• **WHAT TO PRODUCE**
Copy out each line of the listing that has the word "Depth" in it.

• **SUPPLIED ENTRIES**
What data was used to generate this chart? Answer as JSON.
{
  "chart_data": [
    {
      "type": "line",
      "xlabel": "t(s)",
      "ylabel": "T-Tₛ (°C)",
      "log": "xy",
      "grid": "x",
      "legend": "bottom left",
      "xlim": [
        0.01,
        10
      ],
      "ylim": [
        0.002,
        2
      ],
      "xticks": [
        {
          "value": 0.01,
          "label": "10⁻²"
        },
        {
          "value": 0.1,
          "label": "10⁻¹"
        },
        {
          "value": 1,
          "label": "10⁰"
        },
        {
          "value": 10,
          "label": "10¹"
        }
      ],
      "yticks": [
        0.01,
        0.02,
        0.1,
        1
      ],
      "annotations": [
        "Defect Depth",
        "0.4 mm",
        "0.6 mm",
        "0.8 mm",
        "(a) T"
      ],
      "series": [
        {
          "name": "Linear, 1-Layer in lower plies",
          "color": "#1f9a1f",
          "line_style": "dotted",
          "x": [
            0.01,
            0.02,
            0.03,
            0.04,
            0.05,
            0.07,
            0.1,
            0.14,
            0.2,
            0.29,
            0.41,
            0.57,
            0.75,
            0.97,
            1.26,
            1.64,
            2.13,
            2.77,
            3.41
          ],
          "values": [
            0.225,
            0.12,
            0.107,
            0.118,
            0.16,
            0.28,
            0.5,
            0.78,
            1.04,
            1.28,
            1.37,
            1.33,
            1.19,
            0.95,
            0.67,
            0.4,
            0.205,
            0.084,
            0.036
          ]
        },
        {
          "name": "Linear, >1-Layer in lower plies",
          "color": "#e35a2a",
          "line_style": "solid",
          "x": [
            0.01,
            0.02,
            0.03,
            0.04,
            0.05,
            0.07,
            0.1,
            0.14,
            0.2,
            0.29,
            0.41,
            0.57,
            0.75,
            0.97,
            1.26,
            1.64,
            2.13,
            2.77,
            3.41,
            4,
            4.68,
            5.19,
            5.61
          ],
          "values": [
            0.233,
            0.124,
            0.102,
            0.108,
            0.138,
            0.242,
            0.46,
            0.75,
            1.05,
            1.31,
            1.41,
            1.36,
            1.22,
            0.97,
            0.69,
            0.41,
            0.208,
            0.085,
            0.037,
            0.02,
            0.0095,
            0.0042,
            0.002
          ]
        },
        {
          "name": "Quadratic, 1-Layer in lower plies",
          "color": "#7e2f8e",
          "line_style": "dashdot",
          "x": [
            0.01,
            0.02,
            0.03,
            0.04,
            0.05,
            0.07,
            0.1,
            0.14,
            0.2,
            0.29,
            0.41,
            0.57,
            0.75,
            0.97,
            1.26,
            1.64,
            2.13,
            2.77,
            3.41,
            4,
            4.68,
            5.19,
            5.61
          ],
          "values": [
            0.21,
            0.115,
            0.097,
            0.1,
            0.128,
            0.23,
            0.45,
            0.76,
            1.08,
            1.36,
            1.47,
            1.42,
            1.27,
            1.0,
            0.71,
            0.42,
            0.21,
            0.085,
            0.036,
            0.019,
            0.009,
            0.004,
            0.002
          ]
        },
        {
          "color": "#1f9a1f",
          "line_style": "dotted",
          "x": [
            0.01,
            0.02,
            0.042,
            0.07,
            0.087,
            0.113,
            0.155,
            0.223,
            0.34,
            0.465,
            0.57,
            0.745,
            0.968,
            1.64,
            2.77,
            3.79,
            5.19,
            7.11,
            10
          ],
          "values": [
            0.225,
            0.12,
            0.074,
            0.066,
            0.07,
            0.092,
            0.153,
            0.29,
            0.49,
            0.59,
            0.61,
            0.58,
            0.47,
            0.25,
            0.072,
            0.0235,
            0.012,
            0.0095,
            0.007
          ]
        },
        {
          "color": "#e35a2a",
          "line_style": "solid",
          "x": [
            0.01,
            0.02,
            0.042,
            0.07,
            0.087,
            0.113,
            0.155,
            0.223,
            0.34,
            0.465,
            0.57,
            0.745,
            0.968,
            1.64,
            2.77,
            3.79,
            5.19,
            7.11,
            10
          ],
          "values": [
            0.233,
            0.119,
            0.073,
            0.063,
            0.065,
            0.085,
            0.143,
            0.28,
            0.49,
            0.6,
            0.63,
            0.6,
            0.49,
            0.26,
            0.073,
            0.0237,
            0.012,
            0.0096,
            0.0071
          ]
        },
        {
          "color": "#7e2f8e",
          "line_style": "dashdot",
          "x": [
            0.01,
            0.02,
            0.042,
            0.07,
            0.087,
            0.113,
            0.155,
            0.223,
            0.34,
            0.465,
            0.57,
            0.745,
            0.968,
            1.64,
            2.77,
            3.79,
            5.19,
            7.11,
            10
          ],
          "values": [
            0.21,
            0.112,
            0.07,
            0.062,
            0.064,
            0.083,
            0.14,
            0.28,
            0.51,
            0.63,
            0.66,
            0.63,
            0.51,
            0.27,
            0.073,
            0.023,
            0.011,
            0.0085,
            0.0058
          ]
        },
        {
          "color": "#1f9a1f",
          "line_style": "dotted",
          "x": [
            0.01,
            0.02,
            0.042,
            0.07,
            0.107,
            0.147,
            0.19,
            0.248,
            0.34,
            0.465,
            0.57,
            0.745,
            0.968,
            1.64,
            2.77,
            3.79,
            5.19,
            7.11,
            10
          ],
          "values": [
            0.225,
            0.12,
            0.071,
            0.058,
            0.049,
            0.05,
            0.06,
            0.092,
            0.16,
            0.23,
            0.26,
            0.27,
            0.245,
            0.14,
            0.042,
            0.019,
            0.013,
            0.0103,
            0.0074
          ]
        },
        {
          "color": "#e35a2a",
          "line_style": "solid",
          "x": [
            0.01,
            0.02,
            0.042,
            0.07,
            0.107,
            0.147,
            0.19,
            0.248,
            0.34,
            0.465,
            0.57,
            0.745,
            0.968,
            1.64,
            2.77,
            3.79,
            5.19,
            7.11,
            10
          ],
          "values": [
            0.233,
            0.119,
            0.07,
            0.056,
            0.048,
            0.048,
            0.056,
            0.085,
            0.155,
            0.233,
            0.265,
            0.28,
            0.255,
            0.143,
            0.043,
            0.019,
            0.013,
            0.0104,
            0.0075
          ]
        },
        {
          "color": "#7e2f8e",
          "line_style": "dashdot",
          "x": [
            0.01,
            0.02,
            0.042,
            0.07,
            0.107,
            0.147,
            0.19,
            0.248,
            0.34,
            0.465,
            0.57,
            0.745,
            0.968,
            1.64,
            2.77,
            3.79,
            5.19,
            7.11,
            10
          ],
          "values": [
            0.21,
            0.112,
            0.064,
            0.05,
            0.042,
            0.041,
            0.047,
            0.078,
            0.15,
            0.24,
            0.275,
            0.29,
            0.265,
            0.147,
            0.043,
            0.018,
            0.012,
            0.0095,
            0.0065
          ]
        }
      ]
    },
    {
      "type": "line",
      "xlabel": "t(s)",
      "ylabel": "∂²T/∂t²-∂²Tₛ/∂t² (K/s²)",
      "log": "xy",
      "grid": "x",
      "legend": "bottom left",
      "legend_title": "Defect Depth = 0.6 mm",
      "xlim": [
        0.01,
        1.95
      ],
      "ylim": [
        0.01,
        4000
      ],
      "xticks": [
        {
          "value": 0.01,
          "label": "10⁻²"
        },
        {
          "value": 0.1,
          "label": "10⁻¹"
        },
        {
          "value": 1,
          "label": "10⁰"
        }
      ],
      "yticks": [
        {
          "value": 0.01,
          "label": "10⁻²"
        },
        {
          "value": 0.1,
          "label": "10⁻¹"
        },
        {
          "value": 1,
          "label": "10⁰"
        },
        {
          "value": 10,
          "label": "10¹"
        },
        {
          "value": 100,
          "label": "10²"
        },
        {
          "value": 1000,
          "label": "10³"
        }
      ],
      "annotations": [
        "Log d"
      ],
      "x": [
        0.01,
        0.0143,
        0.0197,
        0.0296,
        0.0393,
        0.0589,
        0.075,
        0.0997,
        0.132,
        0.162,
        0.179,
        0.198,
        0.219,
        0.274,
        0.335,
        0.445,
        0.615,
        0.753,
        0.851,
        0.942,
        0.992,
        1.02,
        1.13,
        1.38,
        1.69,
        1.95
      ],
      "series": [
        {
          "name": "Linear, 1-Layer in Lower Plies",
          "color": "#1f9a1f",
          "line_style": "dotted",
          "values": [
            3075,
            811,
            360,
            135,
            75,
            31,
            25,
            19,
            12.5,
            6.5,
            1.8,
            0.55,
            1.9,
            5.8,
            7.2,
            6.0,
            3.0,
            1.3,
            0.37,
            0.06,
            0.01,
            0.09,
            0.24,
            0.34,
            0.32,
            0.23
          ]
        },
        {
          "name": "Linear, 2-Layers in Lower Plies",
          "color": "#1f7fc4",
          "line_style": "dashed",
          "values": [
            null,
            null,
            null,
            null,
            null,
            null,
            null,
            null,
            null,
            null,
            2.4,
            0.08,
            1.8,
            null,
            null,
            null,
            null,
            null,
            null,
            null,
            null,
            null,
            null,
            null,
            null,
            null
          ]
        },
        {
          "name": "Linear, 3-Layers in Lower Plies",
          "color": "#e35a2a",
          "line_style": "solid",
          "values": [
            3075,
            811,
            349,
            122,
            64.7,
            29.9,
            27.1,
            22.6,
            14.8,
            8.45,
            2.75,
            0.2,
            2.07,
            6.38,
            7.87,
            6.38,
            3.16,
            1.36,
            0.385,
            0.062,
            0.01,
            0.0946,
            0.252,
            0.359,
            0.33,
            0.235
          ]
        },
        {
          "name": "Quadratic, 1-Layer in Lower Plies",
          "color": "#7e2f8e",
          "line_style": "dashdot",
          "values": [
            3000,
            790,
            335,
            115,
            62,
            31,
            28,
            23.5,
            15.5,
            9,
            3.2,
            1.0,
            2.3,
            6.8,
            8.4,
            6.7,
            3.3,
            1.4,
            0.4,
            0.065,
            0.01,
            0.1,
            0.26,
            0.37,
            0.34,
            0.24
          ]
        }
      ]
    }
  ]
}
* * *
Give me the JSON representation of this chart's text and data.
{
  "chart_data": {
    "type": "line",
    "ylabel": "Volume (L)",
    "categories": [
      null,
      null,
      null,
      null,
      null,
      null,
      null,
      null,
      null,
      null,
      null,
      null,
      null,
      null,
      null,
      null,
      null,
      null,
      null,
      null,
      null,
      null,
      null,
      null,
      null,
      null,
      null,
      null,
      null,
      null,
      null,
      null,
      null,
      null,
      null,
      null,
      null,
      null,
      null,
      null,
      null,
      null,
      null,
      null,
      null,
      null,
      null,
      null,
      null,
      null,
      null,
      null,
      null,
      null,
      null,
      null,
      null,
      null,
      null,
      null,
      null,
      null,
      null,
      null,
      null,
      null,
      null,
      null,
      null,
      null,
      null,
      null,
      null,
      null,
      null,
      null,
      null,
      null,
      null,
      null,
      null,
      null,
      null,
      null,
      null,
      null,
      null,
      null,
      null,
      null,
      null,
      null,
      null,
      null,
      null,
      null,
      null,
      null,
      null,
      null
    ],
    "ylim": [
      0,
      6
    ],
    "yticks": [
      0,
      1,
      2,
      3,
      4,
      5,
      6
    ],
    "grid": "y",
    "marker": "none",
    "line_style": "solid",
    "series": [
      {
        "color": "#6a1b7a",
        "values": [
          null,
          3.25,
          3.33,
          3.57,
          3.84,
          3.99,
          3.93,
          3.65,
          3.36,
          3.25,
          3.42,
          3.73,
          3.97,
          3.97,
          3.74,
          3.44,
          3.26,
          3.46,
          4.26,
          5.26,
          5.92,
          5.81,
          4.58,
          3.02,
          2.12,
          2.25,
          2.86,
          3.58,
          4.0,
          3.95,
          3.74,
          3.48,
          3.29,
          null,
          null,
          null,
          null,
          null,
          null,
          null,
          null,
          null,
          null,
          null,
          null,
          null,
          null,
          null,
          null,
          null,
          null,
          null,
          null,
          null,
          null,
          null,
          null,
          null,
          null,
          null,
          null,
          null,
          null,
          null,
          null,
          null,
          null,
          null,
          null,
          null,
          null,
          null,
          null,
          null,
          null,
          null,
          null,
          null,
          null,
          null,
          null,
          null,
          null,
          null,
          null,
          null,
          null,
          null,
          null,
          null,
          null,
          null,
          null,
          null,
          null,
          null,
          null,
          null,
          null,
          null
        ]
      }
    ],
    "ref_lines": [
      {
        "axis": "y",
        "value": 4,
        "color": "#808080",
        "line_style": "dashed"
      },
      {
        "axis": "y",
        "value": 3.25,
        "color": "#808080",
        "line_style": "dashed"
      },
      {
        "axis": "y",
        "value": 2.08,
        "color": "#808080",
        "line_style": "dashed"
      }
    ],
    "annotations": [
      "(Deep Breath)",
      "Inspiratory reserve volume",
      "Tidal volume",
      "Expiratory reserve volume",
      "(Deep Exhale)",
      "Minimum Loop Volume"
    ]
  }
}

• **SOLVED PROBLEM**
        "Defect Depth",
      "legend_title": "Defect Depth = 0.6 mm",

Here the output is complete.